→ TASK DIRECTIONS
Could you transcribe the material below exactly, without leaving out a single line?

→ AVAILABLE DATA
_____

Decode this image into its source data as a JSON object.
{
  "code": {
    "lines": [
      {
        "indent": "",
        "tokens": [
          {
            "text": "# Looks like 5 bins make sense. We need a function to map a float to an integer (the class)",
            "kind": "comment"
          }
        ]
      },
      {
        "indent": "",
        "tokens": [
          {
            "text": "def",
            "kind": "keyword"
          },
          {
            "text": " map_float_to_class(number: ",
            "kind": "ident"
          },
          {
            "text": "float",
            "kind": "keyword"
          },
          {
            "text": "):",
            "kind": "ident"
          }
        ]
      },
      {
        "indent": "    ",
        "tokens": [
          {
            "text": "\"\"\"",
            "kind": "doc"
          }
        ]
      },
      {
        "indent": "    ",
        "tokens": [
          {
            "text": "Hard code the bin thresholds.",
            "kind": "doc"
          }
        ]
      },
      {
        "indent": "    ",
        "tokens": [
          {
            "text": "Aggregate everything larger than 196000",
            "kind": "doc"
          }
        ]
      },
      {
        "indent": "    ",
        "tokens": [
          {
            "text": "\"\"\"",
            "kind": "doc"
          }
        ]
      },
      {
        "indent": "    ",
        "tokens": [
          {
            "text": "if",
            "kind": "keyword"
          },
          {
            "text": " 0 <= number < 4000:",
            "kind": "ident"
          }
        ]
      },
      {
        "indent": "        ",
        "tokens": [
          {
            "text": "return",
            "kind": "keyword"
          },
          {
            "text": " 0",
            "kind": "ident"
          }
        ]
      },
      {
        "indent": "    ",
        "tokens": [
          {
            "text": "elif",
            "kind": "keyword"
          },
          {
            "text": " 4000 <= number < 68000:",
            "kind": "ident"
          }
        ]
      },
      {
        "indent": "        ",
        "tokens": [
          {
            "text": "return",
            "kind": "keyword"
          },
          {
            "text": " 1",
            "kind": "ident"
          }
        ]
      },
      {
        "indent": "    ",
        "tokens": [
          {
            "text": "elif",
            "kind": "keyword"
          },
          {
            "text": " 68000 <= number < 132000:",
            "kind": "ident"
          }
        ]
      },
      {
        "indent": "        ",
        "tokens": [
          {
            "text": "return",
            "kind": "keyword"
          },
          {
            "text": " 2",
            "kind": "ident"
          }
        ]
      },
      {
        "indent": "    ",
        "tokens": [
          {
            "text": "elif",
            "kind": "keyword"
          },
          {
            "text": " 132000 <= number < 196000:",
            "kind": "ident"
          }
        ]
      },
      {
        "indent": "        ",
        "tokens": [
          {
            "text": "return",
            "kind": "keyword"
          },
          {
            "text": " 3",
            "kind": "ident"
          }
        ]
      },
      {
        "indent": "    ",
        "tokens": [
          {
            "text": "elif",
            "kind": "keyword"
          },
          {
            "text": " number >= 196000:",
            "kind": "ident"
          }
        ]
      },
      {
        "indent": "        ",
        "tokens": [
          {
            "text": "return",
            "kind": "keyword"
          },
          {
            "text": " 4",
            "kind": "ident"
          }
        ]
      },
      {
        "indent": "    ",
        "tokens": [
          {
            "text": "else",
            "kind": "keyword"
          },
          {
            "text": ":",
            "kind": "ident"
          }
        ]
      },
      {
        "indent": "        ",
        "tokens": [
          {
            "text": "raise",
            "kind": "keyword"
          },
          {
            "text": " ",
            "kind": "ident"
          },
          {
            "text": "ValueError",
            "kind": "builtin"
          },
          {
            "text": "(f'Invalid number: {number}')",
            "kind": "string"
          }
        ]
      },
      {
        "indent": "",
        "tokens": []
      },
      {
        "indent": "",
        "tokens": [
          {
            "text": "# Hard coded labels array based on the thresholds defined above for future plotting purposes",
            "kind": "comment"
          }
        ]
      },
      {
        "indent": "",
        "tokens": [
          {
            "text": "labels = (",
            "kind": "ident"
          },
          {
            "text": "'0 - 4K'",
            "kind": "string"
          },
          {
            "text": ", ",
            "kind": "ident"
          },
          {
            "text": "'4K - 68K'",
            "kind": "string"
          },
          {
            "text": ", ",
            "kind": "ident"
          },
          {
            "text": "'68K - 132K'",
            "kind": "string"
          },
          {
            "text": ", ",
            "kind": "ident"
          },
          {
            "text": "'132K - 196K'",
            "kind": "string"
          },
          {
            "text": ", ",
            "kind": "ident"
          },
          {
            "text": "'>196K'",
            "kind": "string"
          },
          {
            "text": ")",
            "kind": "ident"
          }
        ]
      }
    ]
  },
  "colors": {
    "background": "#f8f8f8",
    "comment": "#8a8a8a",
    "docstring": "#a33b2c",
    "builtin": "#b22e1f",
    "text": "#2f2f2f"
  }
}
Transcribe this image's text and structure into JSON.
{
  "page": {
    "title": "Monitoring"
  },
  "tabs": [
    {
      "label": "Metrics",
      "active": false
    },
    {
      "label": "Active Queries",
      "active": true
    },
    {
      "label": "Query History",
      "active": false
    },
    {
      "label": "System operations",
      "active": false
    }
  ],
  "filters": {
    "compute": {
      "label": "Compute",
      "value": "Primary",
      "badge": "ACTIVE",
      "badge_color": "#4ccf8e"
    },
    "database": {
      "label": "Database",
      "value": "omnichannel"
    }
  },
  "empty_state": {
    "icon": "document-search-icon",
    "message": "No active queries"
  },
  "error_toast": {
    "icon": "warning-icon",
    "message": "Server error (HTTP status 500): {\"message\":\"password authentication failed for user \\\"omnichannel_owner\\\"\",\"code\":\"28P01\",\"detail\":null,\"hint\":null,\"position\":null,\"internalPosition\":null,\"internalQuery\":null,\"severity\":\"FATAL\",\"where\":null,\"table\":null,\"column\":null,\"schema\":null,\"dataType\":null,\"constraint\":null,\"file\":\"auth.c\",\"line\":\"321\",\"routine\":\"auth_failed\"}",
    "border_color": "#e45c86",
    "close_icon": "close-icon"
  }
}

_____

→ TASK OUTPUT
Decode this image into its source data as a JSON object.
{
  "code": {
    "lines": [
      {
        "indent": "",
        "tokens": [
          {
            "text": "# Looks like 5 bins make sense. We need a function to map a float to an integer (the class)",
            "kind": "comment"
          }
        ]
      },
      {
        "indent": "",
        "tokens": [
          {
            "text": "def",
            "kind": "keyword"
          },
          {
            "text": " map_float_to_class(number: ",
            "kind": "ident"
          },
          {
            "text": "float",
            "kind": "keyword"
          },
          {
            "text": "):",
            "kind": "ident"
          }
        ]
      },
      {
        "indent": "    ",
        "tokens": [
          {
            "text": "\"\"\"",
            "kind": "doc"
          }
        ]
      },
      {
        "indent": "    ",
        "tokens": [
          {
            "text": "Hard code the bin thresholds.",
            "kind": "doc"
          }
        ]
      },
      {
        "indent": "    ",
        "tokens": [
          {
            "text": "Aggregate everything larger than 196000",
            "kind": "doc"
          }
        ]
      },
      {
        "indent": "    ",
        "tokens": [
          {
            "text": "\"\"\"",
            "kind": "doc"
          }
        ]
      },
      {
        "indent": "    ",
        "tokens": [
          {
            "text": "if",
            "kind": "keyword"
          },
          {
            "text": " 0 <= number < 4000:",
            "kind": "ident"
          }
        ]
      },
      {
        "indent": "        ",
        "tokens": [
          {
            "text": "return",
            "kind": "keyword"
          },
          {
            "text": " 0",
            "kind": "ident"
          }
        ]
      },
      {
        "indent": "    ",
        "tokens": [
          {
            "text": "elif",
            "kind": "keyword"
          },
          {
            "text": " 4000 <= number < 68000:",
            "kind": "ident"
          }
        ]
      },
      {
        "indent": "        ",
        "tokens": [
          {
            "text": "return",
            "kind": "keyword"
          },
          {
            "text": " 1",
            "kind": "ident"
          }
        ]
      },
      {
        "indent": "    ",
        "tokens": [
          {
            "text": "elif",
            "kind": "keyword"
          },
          {
            "text": " 68000 <= number < 132000:",
            "kind": "ident"
          }
        ]
      },
      {
        "indent": "        ",
        "tokens": [
          {
            "text": "return",
            "kind": "keyword"
          },
          {
            "text": " 2",
            "kind": "ident"
          }
        ]
      },
      {
        "indent": "    ",
        "tokens": [
          {
            "text": "elif",
            "kind": "keyword"
          },
          {
            "text": " 132000 <= number < 196000:",
            "kind": "ident"
          }
        ]
      },
      {
        "indent": "        ",
        "tokens": [
          {
            "text": "return",
            "kind": "keyword"
          },
          {
            "text": " 3",
            "kind": "ident"
          }
        ]
      },
      {
        "indent": "    ",
        "tokens": [
          {
            "text": "elif",
            "kind": "keyword"
          },
          {
            "text": " number >= 196000:",
            "kind": "ident"
          }
        ]
      },
      {
        "indent": "        ",
        "tokens": [
          {
            "text": "return",
            "kind": "keyword"
          },
          {
            "text": " 4",
            "kind": "ident"
          }
        ]
      },
      {
        "indent": "    ",
        "tokens": [
          {
            "text": "else",
            "kind": "keyword"
          },
          {
            "text": ":",
            "kind": "ident"
          }
        ]
      },
      {
        "indent": "        ",
        "tokens": [
          {
            "text": "raise",
            "kind": "keyword"
          },
          {
            "text": " ",
            "kind": "ident"
          },
          {
            "text": "ValueError",
            "kind": "builtin"
          },
          {
            "text": "(f'Invalid number: {number}')",
            "kind": "string"
          }
        ]
      },
      {
        "indent": "",
        "tokens": []
      },
      {
        "indent": "",
        "tokens": [
          {
            "text": "# Hard coded labels array based on the thresholds defined above for future plotting purposes",
            "kind": "comment"
          }
        ]
      },
      {
        "indent": "",
        "tokens": [
          {
            "text": "labels = (",
            "kind": "ident"
          },
          {
            "text": "'0 - 4K'",
            "kind": "string"
          },
          {
            "text": ", ",
            "kind": "ident"
          },
          {
            "text": "'4K - 68K'",
            "kind": "string"
          },
          {
            "text": ", ",
            "kind": "ident"
          },
          {
            "text": "'68K - 132K'",
            "kind": "string"
          },
          {
            "text": ", ",
            "kind": "ident"
          },
          {
            "text": "'132K - 196K'",
            "kind": "string"
          },
          {
            "text": ", ",
            "kind": "ident"
          },
          {
            "text": "'>196K'",
            "kind": "string"
          },
          {
            "text": ")",
            "kind": "ident"
          }
        ]
      }
    ]
  },
  "colors": {
    "background": "#f8f8f8",
    "comment": "#8a8a8a",
    "docstring": "#a33b2c",
    "builtin": "#b22e1f",
    "text": "#2f2f2f"
  }
}
Transcribe this image's text and structure into JSON.
{
  "page": {
    "title": "Monitoring"
  },
  "tabs": [
    {
      "label": "Metrics",
      "active": false
    },
    {
      "label": "Active Queries",
      "active": true
    },
    {
      "label": "Query History",
      "active": false
    },
    {
      "label": "System operations",
      "active": false
    }
  ],
  "filters": {
    "compute": {
      "label": "Compute",
      "value": "Primary",
      "badge": "ACTIVE",
      "badge_color": "#4ccf8e"
    },
    "database": {
      "label": "Database",
      "value": "omnichannel"
    }
  },
  "empty_state": {
    "icon": "document-search-icon",
    "message": "No active queries"
  },
  "error_toast": {
    "icon": "warning-icon",
    "message": "Server error (HTTP status 500): {\"message\":\"password authentication failed for user \\\"omnichannel_owner\\\"\",\"code\":\"28P01\",\"detail\":null,\"hint\":null,\"position\":null,\"internalPosition\":null,\"internalQuery\":null,\"severity\":\"FATAL\",\"where\":null,\"table\":null,\"column\":null,\"schema\":null,\"dataType\":null,\"constraint\":null,\"file\":\"auth.c\",\"line\":\"321\",\"routine\":\"auth_failed\"}",
    "border_color": "#e45c86",
    "close_icon": "close-icon"
  }
}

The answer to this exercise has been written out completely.